This summer I’ve been playing more of the glass etudes for piano, which are sort of a study of modern minimalist piano techniques. Etudes in a literal sense.
Anyway just yesterday I was playing etude 5 which has a Cb/Ab chord and then 3 measures later a B/G# chord (with a Db/Ab chord over it), but in the context of the particular piece its the right way to notate it. That B/G# is a real dissonance. (Although I would also be fine if it was notated Cb/Fb/Ab)
aha, I love it when people give me theory puzzles! I would call that first chord you’ve put in a square Db7, the one following it (as well as preceding it) is Fm/C, and then the second chord highlighted is probably best described as E6/B or E13b7/B, but this is where lead sheet notation is stretched beyond usefulness in my opinion. I think you might have mixed up some of the lead sheet notation symbols, I don’t see any Cb/Ab chords, although if there was a chord that looked like that it would probably be more accurate to say Ab7. The slash notation is meant to show the chord first, and then the bass note the chord is over, so a voicing of Cm7 in third inversion could be written as Cm/Bb.

**Listing**
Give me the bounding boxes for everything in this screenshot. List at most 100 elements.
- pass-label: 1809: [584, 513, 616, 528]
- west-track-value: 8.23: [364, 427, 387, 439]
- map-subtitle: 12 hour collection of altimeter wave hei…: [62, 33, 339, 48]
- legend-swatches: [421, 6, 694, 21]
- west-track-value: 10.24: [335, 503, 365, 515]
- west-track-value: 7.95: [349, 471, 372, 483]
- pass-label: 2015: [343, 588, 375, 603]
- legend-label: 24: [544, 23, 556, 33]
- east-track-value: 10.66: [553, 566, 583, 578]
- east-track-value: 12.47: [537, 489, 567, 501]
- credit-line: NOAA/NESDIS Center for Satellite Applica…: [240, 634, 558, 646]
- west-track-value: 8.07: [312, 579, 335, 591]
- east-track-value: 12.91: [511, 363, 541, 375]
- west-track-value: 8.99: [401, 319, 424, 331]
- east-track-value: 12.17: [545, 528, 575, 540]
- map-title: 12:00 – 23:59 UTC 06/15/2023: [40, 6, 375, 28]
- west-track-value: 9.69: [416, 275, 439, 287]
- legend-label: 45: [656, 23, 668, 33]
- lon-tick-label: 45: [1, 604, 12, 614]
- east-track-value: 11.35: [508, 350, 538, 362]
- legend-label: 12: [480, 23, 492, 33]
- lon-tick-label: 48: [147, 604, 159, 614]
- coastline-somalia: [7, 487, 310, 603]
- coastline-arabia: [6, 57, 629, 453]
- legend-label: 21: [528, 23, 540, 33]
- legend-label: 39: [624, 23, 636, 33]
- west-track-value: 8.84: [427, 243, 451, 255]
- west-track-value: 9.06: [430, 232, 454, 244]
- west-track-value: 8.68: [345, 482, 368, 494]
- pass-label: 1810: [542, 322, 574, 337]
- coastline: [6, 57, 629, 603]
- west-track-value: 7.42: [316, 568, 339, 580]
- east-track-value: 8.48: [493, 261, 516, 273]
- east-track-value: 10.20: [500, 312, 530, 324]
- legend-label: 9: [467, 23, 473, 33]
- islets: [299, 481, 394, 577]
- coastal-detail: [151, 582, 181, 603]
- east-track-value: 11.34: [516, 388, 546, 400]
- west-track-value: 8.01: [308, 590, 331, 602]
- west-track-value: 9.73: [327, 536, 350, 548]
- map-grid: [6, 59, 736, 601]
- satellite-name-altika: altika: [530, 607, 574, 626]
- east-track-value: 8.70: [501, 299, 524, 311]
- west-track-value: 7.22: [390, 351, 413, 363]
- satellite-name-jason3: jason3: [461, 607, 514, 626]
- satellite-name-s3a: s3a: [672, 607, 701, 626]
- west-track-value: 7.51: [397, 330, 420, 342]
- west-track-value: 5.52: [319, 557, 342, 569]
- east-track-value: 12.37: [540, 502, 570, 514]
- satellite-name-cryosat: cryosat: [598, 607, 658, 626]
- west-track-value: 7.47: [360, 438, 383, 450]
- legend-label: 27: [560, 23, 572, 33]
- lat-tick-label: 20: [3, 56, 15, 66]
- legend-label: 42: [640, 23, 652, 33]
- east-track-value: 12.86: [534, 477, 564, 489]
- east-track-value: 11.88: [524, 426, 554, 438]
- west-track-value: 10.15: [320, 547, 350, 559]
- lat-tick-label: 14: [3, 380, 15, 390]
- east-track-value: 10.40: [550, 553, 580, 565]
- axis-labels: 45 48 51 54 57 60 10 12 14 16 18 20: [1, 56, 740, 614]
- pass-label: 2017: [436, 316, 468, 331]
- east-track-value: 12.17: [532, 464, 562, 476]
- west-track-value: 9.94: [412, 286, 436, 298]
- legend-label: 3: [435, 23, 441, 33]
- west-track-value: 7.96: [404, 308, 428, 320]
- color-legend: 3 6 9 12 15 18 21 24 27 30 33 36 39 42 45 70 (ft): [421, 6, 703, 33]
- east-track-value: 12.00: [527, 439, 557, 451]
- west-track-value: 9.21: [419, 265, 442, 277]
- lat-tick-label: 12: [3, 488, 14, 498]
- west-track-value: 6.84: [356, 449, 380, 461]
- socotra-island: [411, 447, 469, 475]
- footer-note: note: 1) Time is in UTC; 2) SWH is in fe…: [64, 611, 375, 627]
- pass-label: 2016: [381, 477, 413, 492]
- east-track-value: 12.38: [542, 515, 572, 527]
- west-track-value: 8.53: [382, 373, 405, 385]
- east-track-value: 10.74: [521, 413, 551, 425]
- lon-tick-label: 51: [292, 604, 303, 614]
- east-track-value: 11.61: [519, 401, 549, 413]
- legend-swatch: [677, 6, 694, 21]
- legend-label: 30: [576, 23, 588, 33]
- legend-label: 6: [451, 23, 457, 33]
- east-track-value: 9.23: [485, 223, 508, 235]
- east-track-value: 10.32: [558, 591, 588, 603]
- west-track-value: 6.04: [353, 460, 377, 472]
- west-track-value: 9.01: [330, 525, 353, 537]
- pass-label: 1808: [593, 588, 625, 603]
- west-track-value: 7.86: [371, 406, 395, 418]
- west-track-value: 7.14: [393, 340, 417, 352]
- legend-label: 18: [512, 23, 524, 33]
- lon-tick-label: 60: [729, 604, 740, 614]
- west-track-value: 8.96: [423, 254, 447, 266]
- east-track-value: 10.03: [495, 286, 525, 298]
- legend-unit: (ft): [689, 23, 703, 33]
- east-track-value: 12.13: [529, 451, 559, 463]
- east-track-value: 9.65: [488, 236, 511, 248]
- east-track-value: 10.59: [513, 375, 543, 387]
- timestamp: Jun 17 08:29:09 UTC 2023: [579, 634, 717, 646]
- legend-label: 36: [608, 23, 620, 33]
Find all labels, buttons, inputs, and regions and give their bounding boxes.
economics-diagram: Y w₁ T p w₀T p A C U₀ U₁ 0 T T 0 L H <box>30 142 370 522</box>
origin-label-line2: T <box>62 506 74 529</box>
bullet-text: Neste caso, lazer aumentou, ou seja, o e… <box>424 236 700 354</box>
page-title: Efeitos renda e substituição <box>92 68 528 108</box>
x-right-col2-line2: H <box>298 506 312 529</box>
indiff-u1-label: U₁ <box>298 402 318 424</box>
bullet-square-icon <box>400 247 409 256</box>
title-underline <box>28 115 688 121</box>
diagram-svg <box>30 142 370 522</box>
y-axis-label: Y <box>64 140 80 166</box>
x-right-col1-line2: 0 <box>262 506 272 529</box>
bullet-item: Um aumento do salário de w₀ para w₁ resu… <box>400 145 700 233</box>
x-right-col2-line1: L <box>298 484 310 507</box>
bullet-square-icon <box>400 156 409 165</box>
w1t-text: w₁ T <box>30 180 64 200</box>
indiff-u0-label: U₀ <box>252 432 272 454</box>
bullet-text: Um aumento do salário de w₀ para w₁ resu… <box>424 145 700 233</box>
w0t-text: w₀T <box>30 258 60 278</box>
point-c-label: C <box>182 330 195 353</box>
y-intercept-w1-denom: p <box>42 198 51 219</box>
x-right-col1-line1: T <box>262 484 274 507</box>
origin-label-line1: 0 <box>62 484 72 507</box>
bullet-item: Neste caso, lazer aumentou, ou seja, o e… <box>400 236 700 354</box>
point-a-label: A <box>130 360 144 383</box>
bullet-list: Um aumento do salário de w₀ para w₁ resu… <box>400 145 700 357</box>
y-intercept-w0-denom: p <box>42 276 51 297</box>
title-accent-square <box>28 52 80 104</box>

**Problem to solve**
Repeat the thread on chord notation word for word, from "Anyway just yesterday" to "was notated Cb/Fb/Ab)". The material has no connection to the thread on chord notation.

**Solved exercise**
Anyway just yesterday I was playing etude 5 which has a Cb/Ab chord and then 3 measures later a B/G# chord (with a Db/Ab chord over it), but in the context of the particular piece its the right way to notate it. That B/G# is a real dissonance. (Although I would also be fine if it was notated Cb/Fb/Ab)